## PROVIDED DATA
--------------------------------

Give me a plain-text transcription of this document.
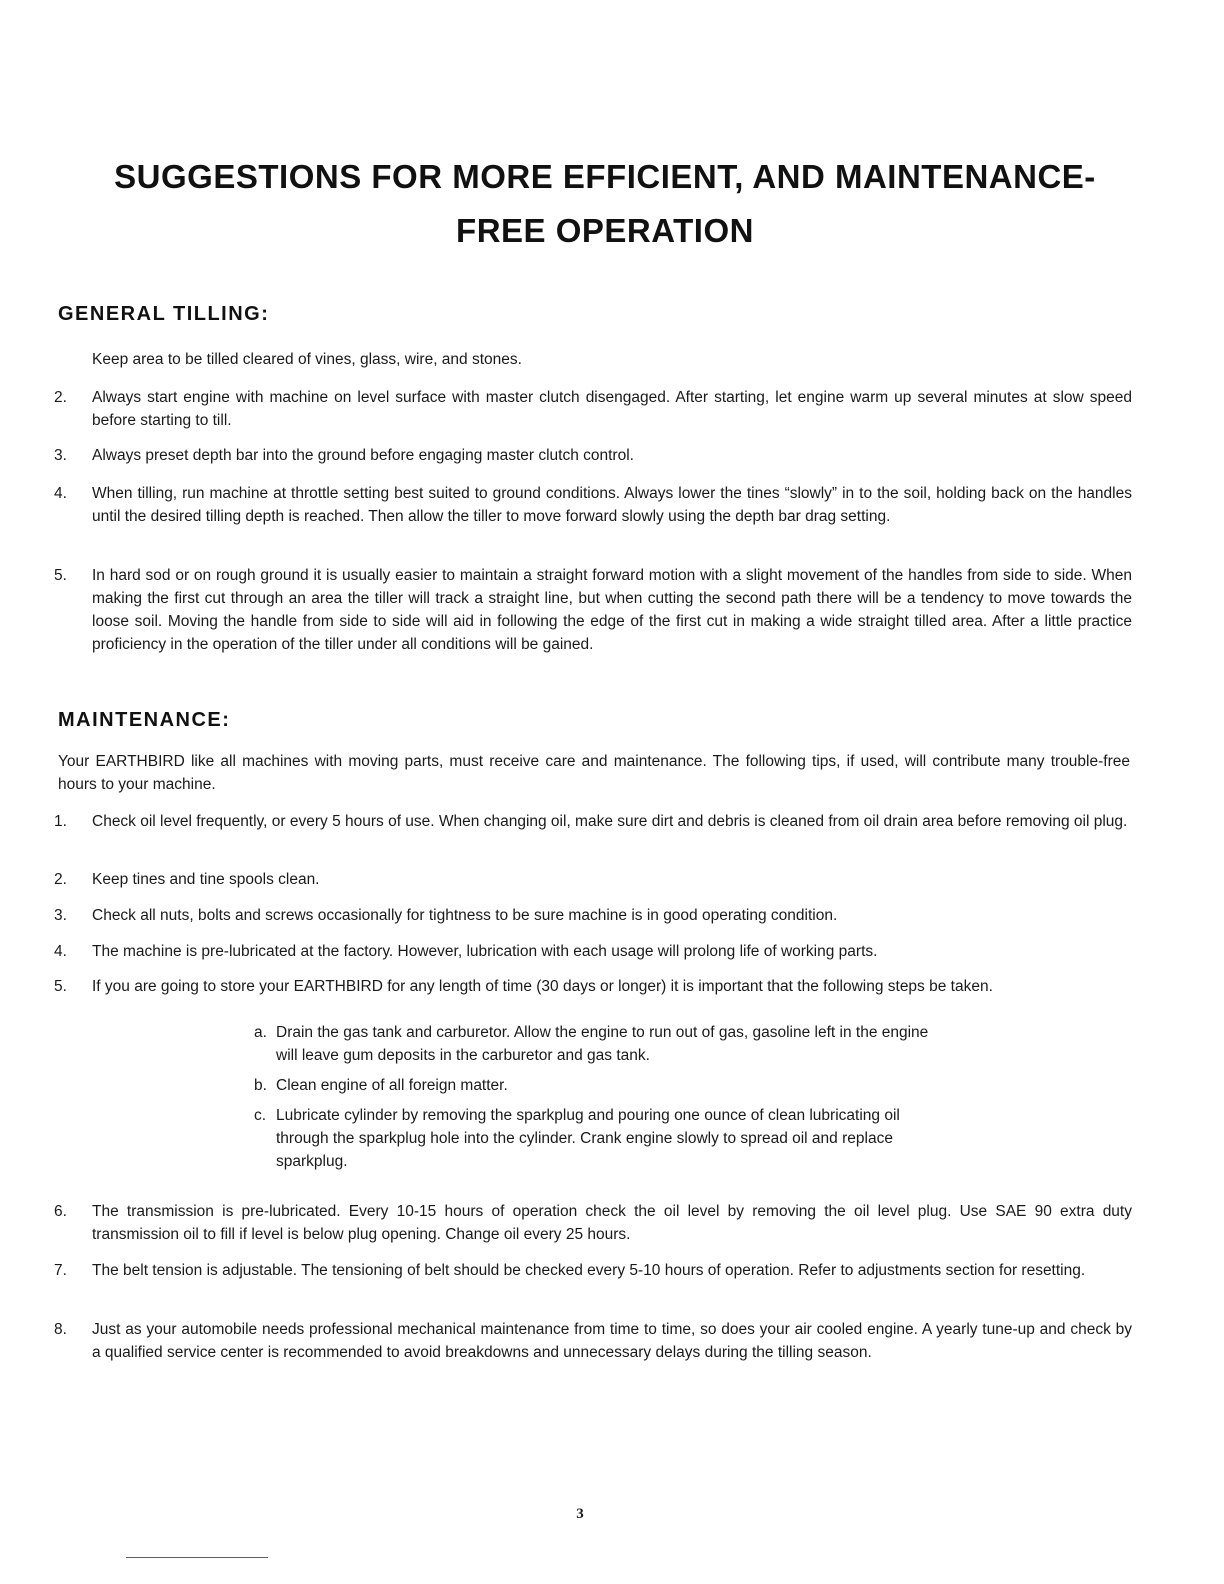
SUGGESTIONS FOR MORE EFFICIENT, AND MAINTENANCE-
FREE OPERATION
GENERAL TILLING:
Keep area to be tilled cleared of vines, glass, wire, and stones.
2.	Always start engine with machine on level surface with master clutch disengaged. After starting, let engine warm up several minutes at slow speed before starting to till.
3.	Always preset depth bar into the ground before engaging master clutch control.
4.	When tilling, run machine at throttle setting best suited to ground conditions. Always lower the tines “slowly” in to the soil, holding back on the handles until the desired tilling depth is reached. Then allow the tiller to move forward slowly using the depth bar drag setting.
5.	In hard sod or on rough ground it is usually easier to maintain a straight forward motion with a slight movement of the handles from side to side. When making the first cut through an area the tiller will track a straight line, but when cutting the second path there will be a tendency to move towards the loose soil. Moving the handle from side to side will aid in following the edge of the first cut in making a wide straight tilled area. After a little practice proficiency in the operation of the tiller under all conditions will be gained.
MAINTENANCE:
Your EARTHBIRD like all machines with moving parts, must receive care and maintenance. The following tips, if used, will contribute many trouble-free hours to your machine.
1.	Check oil level frequently, or every 5 hours of use. When changing oil, make sure dirt and debris is cleaned from oil drain area before removing oil plug.
2.	Keep tines and tine spools clean.
3.	Check all nuts, bolts and screws occasionally for tightness to be sure machine is in good operating condition.
4.	The machine is pre-lubricated at the factory. However, lubrication with each usage will prolong life of working parts.
5.	If you are going to store your EARTHBIRD for any length of time (30 days or longer) it is important that the following steps be taken.
a. Drain the gas tank and carburetor. Allow the engine to run out of gas, gasoline left in the engine will leave gum deposits in the carburetor and gas tank.
b. Clean engine of all foreign matter.
c. Lubricate cylinder by removing the sparkplug and pouring one ounce of clean lubricating oil through the sparkplug hole into the cylinder. Crank engine slowly to spread oil and replace sparkplug.
6.	The transmission is pre-lubricated. Every 10-15 hours of operation check the oil level by removing the oil level plug. Use SAE 90 extra duty transmission oil to fill if level is below plug opening. Change oil every 25 hours.
7.	The belt tension is adjustable. The tensioning of belt should be checked every 5-10 hours of operation. Refer to adjustments section for resetting.
8.	Just as your automobile needs professional mechanical maintenance from time to time, so does your air cooled engine. A yearly tune-up and check by a qualified service center is recommended to avoid breakdowns and unnecessary delays during the tilling season.
3
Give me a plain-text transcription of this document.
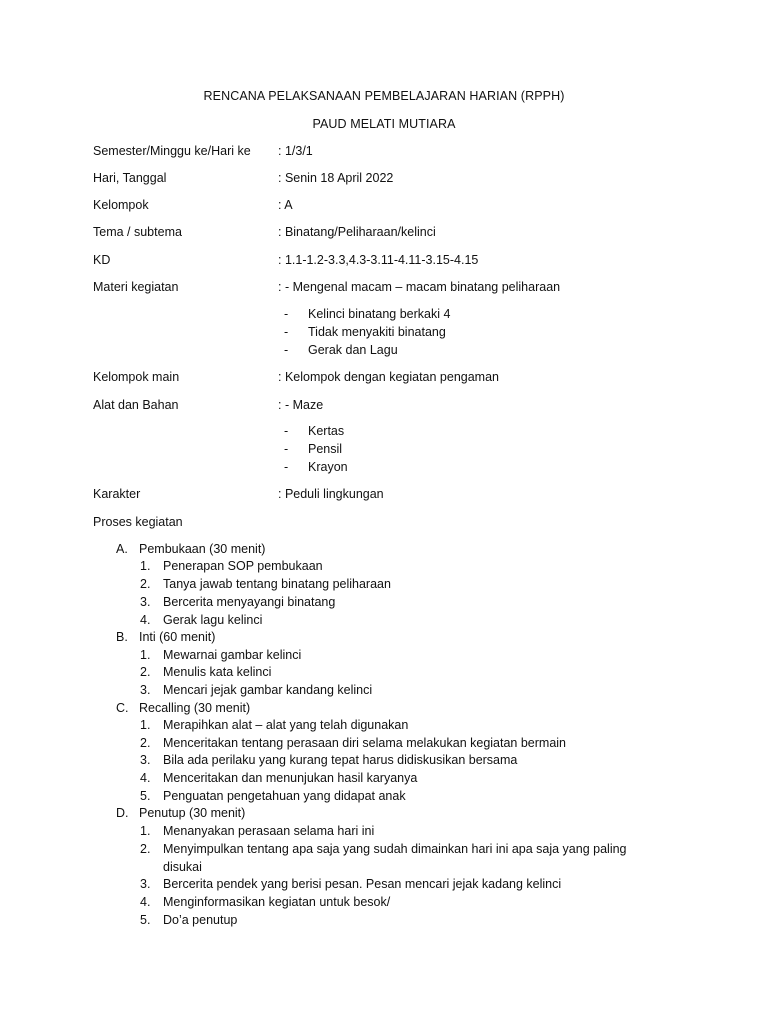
RENCANA PELAKSANAAN PEMBELAJARAN HARIAN (RPPH)
PAUD MELATI MUTIARA
Semester/Minggu ke/Hari ke : 1/3/1
Hari, Tanggal	: Senin 18 April 2022
Kelompok	: A
Tema / subtema	: Binatang/Peliharaan/kelinci
KD	: 1.1-1.2-3.3,4.3-3.11-4.11-3.15-4.15
Materi kegiatan	: - Mengenal macam – macam binatang peliharaan
- Kelinci binatang berkaki 4
- Tidak menyakiti binatang
- Gerak dan Lagu
Kelompok main	: Kelompok dengan kegiatan pengaman
Alat dan Bahan	: - Maze
- Kertas
- Pensil
- Krayon
Karakter	: Peduli lingkungan
Proses kegiatan
A. Pembukaan (30 menit)
1. Penerapan SOP pembukaan
2. Tanya jawab tentang binatang peliharaan
3. Bercerita menyayangi binatang
4. Gerak lagu kelinci
B. Inti (60 menit)
1. Mewarnai gambar kelinci
2. Menulis kata kelinci
3. Mencari jejak gambar kandang kelinci
C. Recalling (30 menit)
1. Merapihkan alat – alat yang telah digunakan
2. Menceritakan tentang perasaan diri selama melakukan kegiatan bermain
3. Bila ada perilaku yang kurang tepat harus didiskusikan bersama
4. Menceritakan dan menunjukan hasil karyanya
5. Penguatan pengetahuan yang didapat anak
D. Penutup (30 menit)
1. Menanyakan perasaan selama hari ini
2. Menyimpulkan tentang apa saja yang sudah dimainkan hari ini apa saja yang paling disukai
3. Bercerita pendek yang berisi pesan. Pesan mencari jejak kadang kelinci
4. Menginformasikan kegiatan untuk besok/
5. Do’a penutup
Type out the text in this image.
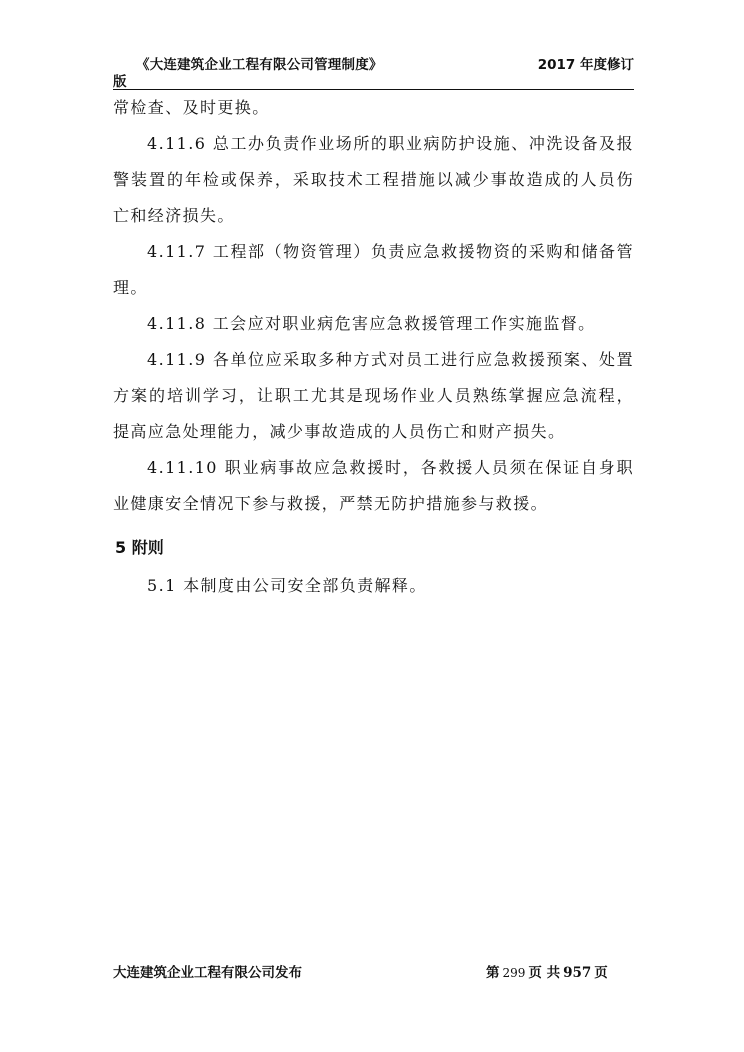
《大连建筑企业工程有限公司管理制度》	2017 年度修订
版

常检查、及时更换。

4.11.6 总工办负责作业场所的职业病防护设施、冲洗设备及报警装置的年检或保养，采取技术工程措施以减少事故造成的人员伤亡和经济损失。

4.11.7 工程部（物资管理）负责应急救援物资的采购和储备管理。

4.11.8 工会应对职业病危害应急救援管理工作实施监督。

4.11.9 各单位应采取多种方式对员工进行应急救援预案、处置方案的培训学习，让职工尤其是现场作业人员熟练掌握应急流程，提高应急处理能力，减少事故造成的人员伤亡和财产损失。

4.11.10 职业病事故应急救援时，各救援人员须在保证自身职业健康安全情况下参与救援，严禁无防护措施参与救援。

5 附则

5.1 本制度由公司安全部负责解释。

大连建筑企业工程有限公司发布	第 299 页 共 957 页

--------------------------------

Omit the pictures and retype exactly the lines from the one with "Type out the text in this image." through the final line, both ends included.

Type out the text in this image.
《大连建筑企业工程有限公司管理制度》	2017 年度修订
版

常检查、及时更换。

4.11.6 总工办负责作业场所的职业病防护设施、冲洗设备及报警装置的年检或保养，采取技术工程措施以减少事故造成的人员伤亡和经济损失。

4.11.7 工程部（物资管理）负责应急救援物资的采购和储备管理。

4.11.8 工会应对职业病危害应急救援管理工作实施监督。

4.11.9 各单位应采取多种方式对员工进行应急救援预案、处置方案的培训学习，让职工尤其是现场作业人员熟练掌握应急流程，提高应急处理能力，减少事故造成的人员伤亡和财产损失。

4.11.10 职业病事故应急救援时，各救援人员须在保证自身职业健康安全情况下参与救援，严禁无防护措施参与救援。

5 附则

5.1 本制度由公司安全部负责解释。

大连建筑企业工程有限公司发布	第 299 页 共 957 页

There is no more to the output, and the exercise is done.